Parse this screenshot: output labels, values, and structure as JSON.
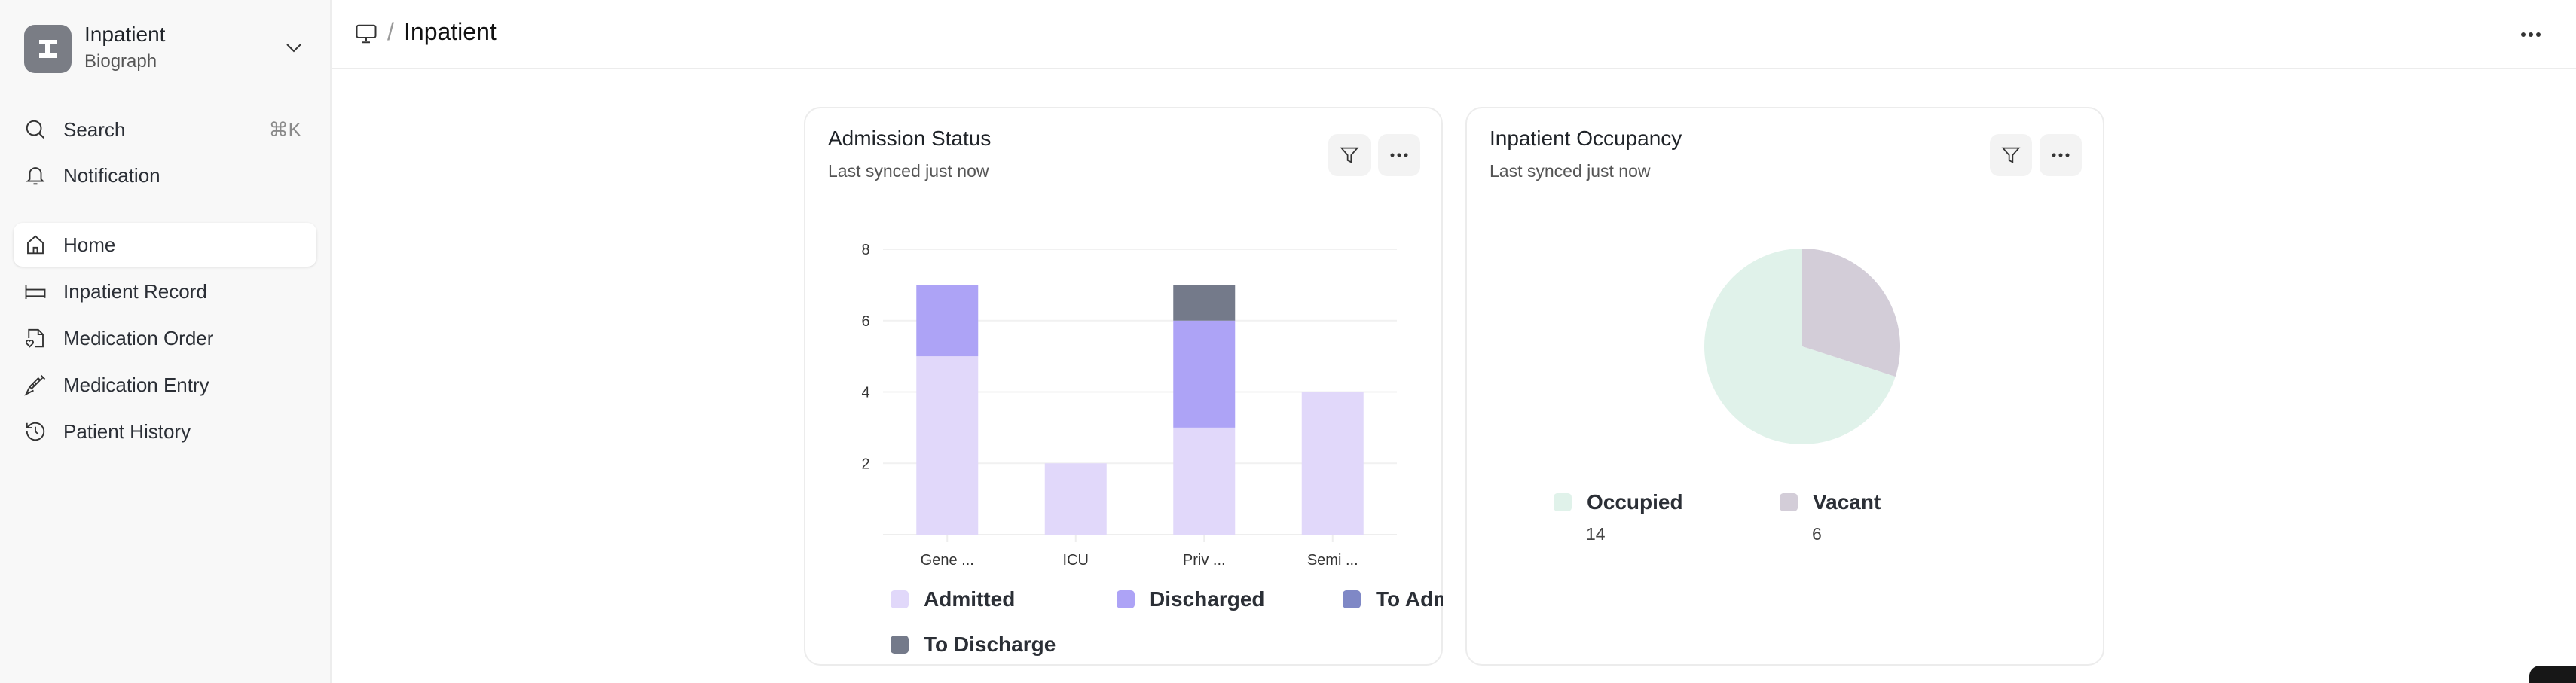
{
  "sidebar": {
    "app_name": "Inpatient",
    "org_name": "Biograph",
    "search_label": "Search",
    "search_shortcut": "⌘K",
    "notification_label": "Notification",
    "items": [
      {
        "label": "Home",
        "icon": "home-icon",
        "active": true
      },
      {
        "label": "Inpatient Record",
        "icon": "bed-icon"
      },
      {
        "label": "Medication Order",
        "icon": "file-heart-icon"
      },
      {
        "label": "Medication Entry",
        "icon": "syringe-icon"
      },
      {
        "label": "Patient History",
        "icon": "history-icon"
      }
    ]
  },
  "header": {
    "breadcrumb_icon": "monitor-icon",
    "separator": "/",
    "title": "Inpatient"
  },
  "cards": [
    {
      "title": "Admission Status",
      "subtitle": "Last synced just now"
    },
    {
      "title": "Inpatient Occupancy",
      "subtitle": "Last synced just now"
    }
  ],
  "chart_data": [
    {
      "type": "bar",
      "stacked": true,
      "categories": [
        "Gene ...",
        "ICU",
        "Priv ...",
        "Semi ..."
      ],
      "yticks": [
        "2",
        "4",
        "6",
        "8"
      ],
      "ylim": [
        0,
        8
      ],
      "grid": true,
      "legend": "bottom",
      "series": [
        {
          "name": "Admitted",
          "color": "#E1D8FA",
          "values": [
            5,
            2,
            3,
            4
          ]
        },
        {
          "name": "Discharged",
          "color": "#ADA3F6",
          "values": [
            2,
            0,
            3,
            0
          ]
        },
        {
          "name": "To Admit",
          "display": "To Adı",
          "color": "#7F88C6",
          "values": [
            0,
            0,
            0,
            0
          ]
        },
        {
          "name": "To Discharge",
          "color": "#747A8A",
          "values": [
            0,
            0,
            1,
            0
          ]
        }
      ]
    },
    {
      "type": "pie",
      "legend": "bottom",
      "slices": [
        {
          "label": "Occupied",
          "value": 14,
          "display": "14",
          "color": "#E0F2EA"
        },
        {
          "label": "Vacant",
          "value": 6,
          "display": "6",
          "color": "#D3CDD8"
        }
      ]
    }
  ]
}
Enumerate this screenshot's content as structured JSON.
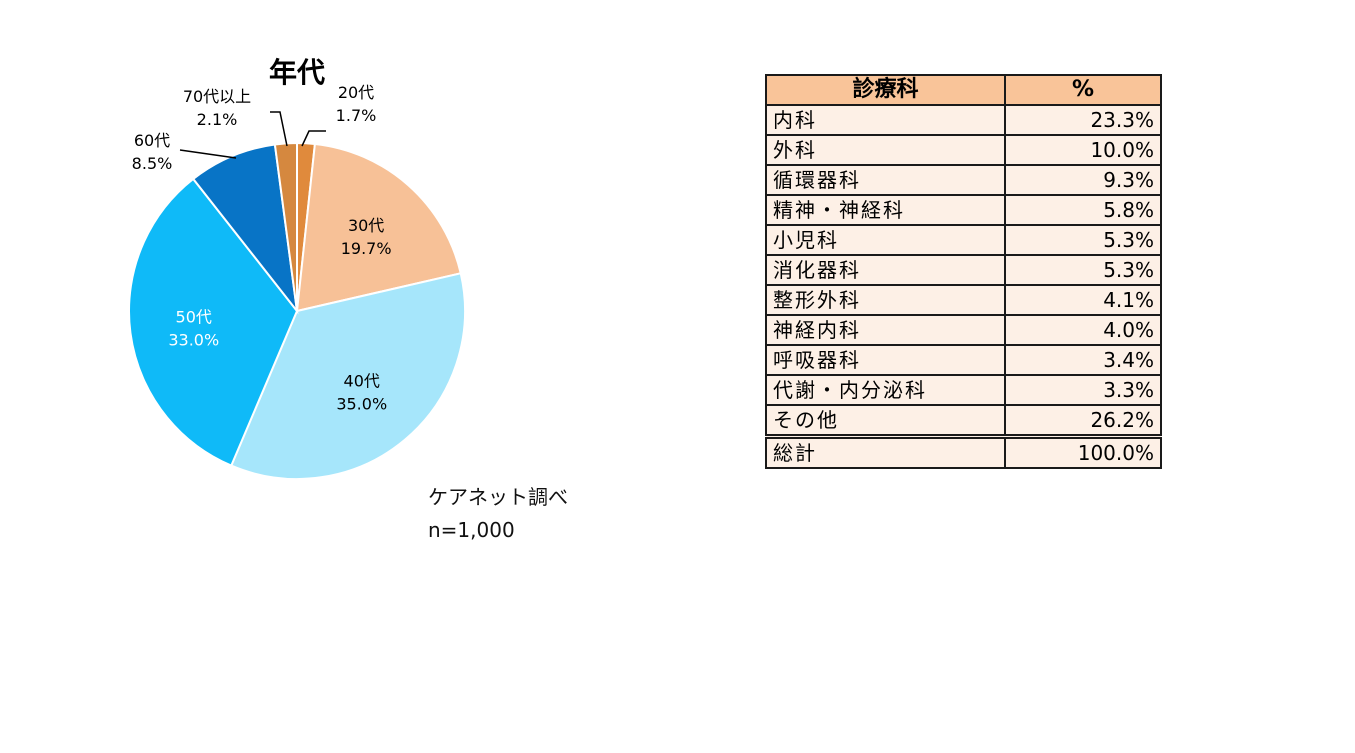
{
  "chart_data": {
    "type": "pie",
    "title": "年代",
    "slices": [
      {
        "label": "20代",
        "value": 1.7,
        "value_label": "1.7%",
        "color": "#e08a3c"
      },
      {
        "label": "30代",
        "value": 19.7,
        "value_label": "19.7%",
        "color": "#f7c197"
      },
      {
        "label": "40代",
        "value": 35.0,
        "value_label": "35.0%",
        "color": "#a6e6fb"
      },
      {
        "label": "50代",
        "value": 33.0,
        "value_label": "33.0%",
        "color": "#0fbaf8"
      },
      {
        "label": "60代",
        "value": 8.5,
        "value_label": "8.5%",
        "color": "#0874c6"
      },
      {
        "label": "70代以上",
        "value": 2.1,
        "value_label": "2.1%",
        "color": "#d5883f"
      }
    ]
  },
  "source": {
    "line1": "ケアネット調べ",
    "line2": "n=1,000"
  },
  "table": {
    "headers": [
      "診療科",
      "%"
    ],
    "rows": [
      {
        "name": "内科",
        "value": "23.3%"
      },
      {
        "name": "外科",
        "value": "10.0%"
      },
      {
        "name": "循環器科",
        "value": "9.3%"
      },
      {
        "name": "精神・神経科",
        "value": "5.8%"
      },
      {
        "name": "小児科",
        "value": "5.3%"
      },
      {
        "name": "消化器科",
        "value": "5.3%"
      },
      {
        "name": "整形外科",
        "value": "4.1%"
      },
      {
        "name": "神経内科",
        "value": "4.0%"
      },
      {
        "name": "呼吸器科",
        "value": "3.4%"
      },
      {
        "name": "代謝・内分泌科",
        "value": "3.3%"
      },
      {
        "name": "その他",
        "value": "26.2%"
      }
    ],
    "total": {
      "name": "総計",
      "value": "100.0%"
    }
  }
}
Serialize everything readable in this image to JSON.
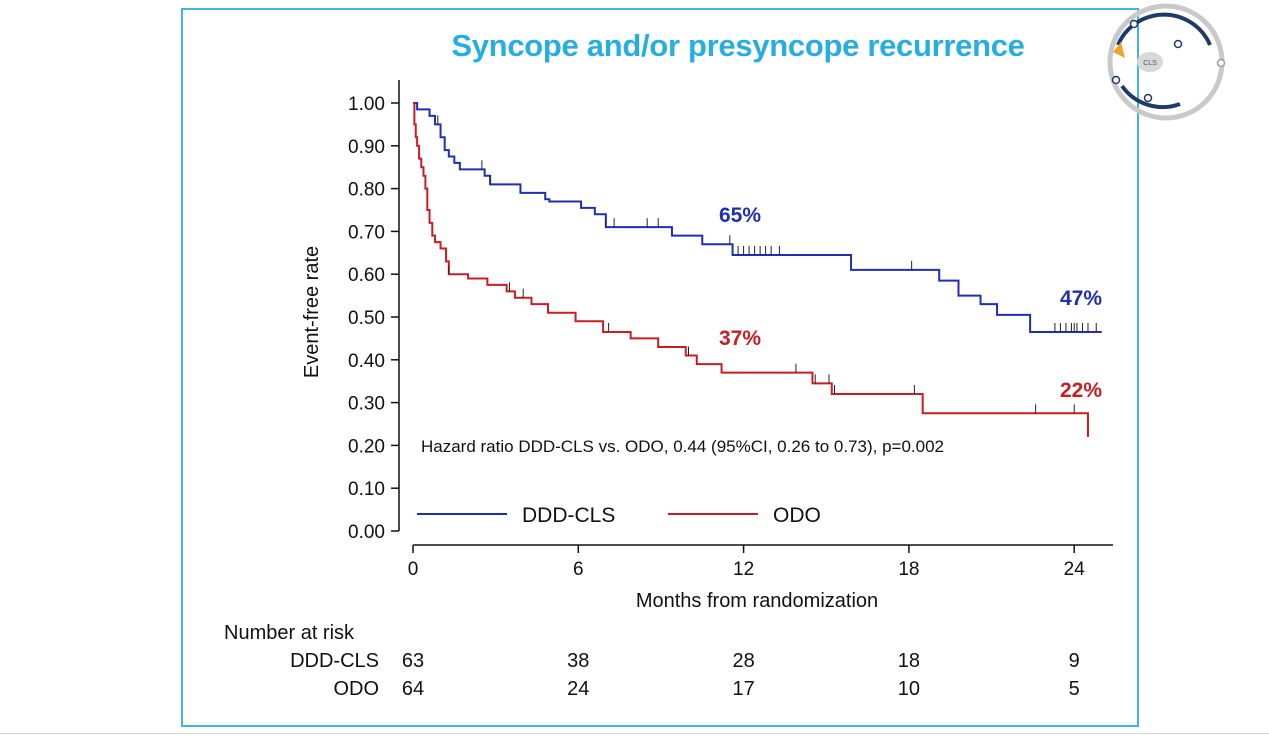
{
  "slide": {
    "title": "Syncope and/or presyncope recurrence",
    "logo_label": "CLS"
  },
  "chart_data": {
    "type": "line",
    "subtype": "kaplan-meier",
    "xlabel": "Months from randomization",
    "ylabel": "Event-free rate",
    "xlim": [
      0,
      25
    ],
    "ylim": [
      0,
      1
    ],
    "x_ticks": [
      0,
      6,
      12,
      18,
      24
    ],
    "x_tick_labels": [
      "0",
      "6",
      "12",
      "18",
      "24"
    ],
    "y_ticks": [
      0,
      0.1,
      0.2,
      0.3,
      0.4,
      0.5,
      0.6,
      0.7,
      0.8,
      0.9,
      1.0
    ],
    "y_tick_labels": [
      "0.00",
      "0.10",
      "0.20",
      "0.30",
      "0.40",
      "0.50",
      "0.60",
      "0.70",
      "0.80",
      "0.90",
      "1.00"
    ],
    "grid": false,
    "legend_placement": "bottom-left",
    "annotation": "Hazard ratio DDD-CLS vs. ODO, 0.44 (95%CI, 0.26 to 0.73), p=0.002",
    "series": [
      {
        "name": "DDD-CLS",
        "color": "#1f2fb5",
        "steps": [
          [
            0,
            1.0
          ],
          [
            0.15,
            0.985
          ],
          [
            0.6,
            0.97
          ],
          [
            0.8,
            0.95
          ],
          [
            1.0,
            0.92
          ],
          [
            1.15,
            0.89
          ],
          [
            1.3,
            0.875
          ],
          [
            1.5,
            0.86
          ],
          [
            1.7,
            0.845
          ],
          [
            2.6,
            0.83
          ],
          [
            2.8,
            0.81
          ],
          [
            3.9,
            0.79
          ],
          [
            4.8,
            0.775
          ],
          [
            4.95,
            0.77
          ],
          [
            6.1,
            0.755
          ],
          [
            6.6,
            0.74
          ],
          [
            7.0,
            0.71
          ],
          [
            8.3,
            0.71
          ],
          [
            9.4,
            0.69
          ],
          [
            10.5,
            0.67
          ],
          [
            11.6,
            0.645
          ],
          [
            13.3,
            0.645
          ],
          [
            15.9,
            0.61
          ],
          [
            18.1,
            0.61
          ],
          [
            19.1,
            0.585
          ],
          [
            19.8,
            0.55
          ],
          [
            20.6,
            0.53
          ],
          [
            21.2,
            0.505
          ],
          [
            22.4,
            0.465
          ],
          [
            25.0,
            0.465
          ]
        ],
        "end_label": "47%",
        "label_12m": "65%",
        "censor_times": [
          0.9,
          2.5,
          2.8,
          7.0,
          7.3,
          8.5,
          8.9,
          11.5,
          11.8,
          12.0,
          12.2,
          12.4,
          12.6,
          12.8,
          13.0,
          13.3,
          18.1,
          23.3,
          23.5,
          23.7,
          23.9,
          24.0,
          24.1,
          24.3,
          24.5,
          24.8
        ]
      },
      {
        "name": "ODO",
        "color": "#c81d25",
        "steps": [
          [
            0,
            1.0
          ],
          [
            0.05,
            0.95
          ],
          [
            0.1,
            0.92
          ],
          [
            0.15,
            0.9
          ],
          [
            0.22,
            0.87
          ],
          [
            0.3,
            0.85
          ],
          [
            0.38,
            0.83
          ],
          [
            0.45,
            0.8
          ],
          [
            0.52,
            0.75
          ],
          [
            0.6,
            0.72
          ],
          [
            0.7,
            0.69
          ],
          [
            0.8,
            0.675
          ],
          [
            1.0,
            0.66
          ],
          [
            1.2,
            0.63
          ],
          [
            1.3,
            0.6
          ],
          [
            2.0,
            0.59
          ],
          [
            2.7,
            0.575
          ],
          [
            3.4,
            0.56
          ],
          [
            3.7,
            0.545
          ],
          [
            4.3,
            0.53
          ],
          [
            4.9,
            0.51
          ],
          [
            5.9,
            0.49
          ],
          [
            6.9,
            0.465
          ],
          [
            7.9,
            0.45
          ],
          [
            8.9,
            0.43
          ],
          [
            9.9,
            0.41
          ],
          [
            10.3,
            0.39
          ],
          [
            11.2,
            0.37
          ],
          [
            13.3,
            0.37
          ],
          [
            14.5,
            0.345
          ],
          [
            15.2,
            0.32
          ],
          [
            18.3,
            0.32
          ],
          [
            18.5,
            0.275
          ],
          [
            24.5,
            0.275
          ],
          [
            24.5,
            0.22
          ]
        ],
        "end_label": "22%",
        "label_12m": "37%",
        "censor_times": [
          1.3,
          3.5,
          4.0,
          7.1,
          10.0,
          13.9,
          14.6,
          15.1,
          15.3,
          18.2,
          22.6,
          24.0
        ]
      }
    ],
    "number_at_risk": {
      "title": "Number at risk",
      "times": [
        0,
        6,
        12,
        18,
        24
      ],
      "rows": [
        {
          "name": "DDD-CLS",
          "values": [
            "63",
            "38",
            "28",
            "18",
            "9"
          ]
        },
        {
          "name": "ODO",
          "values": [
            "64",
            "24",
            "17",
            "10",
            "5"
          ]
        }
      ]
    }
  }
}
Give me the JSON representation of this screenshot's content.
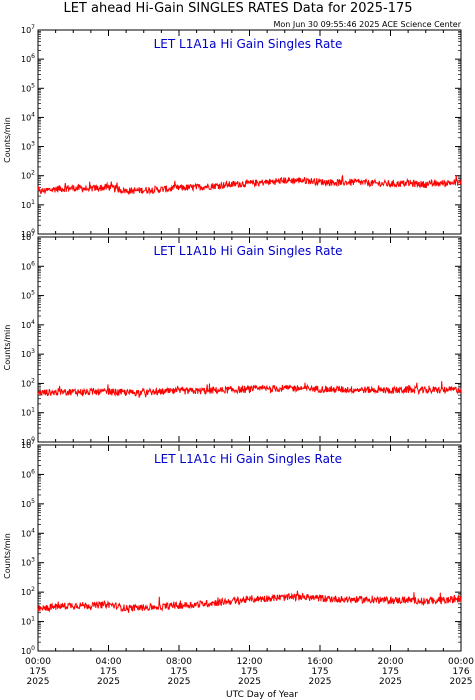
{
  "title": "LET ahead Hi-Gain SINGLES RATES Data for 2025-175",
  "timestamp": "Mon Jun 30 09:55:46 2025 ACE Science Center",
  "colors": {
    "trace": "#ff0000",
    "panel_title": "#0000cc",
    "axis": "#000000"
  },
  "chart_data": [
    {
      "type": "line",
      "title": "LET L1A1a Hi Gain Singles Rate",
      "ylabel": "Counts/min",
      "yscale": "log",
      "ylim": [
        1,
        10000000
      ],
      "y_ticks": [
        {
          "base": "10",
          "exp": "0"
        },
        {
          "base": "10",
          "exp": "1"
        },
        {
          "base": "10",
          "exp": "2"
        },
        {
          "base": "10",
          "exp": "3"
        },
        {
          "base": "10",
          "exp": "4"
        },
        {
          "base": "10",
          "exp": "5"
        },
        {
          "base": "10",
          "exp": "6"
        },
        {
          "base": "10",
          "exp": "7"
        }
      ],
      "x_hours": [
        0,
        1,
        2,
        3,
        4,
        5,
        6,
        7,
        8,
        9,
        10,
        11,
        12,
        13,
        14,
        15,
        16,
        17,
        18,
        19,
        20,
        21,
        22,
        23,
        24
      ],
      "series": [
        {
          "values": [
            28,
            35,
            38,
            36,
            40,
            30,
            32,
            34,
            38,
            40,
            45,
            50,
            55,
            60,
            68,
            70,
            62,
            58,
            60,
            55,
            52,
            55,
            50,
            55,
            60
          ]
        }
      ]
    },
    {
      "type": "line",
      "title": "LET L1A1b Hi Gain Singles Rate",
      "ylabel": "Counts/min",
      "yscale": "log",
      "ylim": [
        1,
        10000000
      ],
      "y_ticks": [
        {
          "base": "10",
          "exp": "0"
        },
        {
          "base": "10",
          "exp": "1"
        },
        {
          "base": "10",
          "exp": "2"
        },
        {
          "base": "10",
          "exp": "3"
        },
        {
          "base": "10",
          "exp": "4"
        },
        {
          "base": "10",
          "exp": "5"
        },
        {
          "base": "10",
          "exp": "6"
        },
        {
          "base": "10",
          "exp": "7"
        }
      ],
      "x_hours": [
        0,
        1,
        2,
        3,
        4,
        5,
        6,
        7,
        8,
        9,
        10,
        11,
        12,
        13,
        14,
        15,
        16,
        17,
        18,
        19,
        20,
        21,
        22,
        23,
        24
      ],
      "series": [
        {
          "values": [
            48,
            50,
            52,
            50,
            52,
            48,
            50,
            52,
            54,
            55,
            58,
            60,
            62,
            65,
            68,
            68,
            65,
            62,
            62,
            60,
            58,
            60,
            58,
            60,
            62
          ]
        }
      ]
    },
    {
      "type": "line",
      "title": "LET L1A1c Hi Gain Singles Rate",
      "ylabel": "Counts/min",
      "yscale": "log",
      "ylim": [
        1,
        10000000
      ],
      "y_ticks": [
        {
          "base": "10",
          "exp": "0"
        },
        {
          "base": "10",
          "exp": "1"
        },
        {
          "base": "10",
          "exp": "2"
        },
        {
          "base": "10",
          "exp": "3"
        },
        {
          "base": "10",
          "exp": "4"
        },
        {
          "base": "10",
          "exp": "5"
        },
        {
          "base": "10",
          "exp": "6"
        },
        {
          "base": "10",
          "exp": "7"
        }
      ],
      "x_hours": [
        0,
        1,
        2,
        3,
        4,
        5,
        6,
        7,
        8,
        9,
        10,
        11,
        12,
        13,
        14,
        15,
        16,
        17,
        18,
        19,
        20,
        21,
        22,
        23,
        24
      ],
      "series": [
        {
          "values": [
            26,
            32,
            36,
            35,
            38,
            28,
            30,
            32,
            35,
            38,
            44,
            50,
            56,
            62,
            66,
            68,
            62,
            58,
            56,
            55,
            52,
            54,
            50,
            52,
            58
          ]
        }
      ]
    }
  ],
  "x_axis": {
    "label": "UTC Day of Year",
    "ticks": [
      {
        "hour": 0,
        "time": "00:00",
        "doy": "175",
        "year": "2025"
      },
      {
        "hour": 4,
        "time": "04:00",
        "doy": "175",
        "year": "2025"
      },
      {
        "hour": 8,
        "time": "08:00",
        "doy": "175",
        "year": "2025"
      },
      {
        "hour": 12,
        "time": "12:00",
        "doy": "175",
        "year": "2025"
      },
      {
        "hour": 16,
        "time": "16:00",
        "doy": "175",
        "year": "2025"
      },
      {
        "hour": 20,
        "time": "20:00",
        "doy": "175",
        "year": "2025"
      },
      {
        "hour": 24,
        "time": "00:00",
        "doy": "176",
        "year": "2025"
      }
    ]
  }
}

..............................

Gather up the lines that contain the word "content".

IN RESPONSE:
Enumerate this screenshot's content as structured JSON.
Give me the JSON representation of this screenshot's content.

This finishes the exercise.